start Materials provided

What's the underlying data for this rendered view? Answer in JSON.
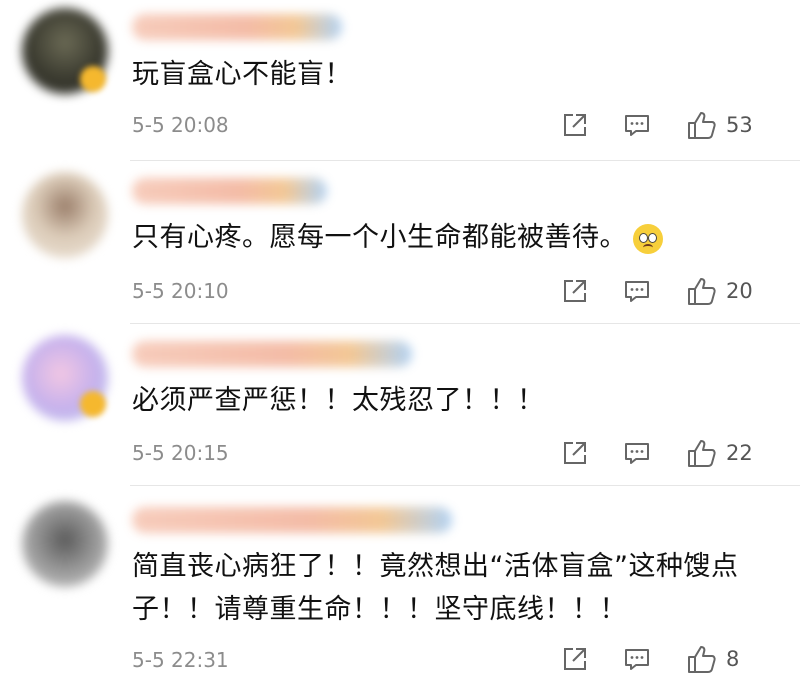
{
  "comments": [
    {
      "text": "玩盲盒心不能盲！",
      "time": "5-5 20:08",
      "likes": "53",
      "avatar_color": "#4a4538"
    },
    {
      "text": "只有心疼。愿每一个小生命都能被善待。",
      "time": "5-5 20:10",
      "likes": "20",
      "avatar_color": "#c9b7a3"
    },
    {
      "text": "必须严查严惩！！太残忍了！！！",
      "time": "5-5 20:15",
      "likes": "22",
      "avatar_color": "#c9b3e6"
    },
    {
      "text_line1": "简直丧心病狂了！！竟然想出“活体盲盒”这种馊点",
      "text_line2": "子！！请尊重生命！！！坚守底线！！！",
      "time": "5-5 22:31",
      "likes": "8",
      "avatar_color": "#8c8c8c"
    }
  ],
  "icons": {
    "share": "share-icon",
    "comment": "comment-icon",
    "like": "thumbs-up-icon",
    "emoji": "pleading-face-emoji-icon"
  }
}
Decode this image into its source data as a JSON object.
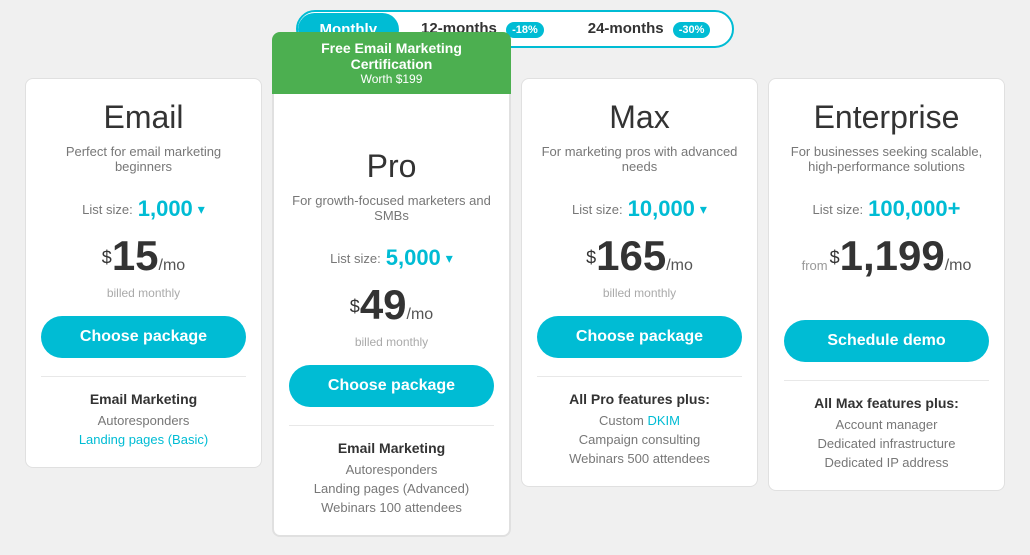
{
  "billing": {
    "options": [
      {
        "id": "monthly",
        "label": "Monthly",
        "active": true,
        "badge": null
      },
      {
        "id": "12months",
        "label": "12-months",
        "active": false,
        "badge": "-18%"
      },
      {
        "id": "24months",
        "label": "24-months",
        "active": false,
        "badge": "-30%"
      }
    ]
  },
  "plans": [
    {
      "id": "email",
      "name": "Email",
      "desc": "Perfect for email marketing beginners",
      "listSizeLabel": "List size:",
      "listSize": "1,000",
      "pricePrefix": null,
      "priceSup": "$",
      "priceMain": "15",
      "pricePer": "/mo",
      "billedNote": "billed monthly",
      "ctaLabel": "Choose package",
      "featured": false,
      "promo": null,
      "featureHeading": "Email Marketing",
      "features": [
        {
          "label": "Autoresponders",
          "link": false
        },
        {
          "label": "Landing pages (Basic)",
          "link": true
        }
      ]
    },
    {
      "id": "pro",
      "name": "Pro",
      "desc": "For growth-focused marketers and SMBs",
      "listSizeLabel": "List size:",
      "listSize": "5,000",
      "pricePrefix": null,
      "priceSup": "$",
      "priceMain": "49",
      "pricePer": "/mo",
      "billedNote": "billed monthly",
      "ctaLabel": "Choose package",
      "featured": true,
      "promo": {
        "title": "Free Email Marketing Certification",
        "sub": "Worth $199"
      },
      "featureHeading": "Email Marketing",
      "features": [
        {
          "label": "Autoresponders",
          "link": false
        },
        {
          "label": "Landing pages (Advanced)",
          "link": false
        },
        {
          "label": "Webinars 100 attendees",
          "link": false
        }
      ]
    },
    {
      "id": "max",
      "name": "Max",
      "desc": "For marketing pros with advanced needs",
      "listSizeLabel": "List size:",
      "listSize": "10,000",
      "pricePrefix": null,
      "priceSup": "$",
      "priceMain": "165",
      "pricePer": "/mo",
      "billedNote": "billed monthly",
      "ctaLabel": "Choose package",
      "featured": false,
      "promo": null,
      "featureHeading": "All Pro features plus:",
      "features": [
        {
          "label": "Custom DKIM",
          "link": false,
          "dkim": true
        },
        {
          "label": "Campaign consulting",
          "link": false
        },
        {
          "label": "Webinars 500 attendees",
          "link": false
        }
      ]
    },
    {
      "id": "enterprise",
      "name": "Enterprise",
      "desc": "For businesses seeking scalable, high-performance solutions",
      "listSizeLabel": "List size:",
      "listSize": "100,000+",
      "pricePrefix": "from",
      "priceSup": "$",
      "priceMain": "1,199",
      "pricePer": "/mo",
      "billedNote": null,
      "ctaLabel": "Schedule demo",
      "featured": false,
      "promo": null,
      "featureHeading": "All Max features plus:",
      "features": [
        {
          "label": "Account manager",
          "link": false
        },
        {
          "label": "Dedicated infrastructure",
          "link": false
        },
        {
          "label": "Dedicated IP address",
          "link": false
        }
      ]
    }
  ]
}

end Materials provided

Challenge:
Every line in the data above that contains "desc" needs to be copied.

Output for this task:
      "desc": "Perfect for email marketing beginners",
      "desc": "For growth-focused marketers and SMBs",
      "desc": "For marketing pros with advanced needs",
      "desc": "For businesses seeking scalable, high-performance solutions",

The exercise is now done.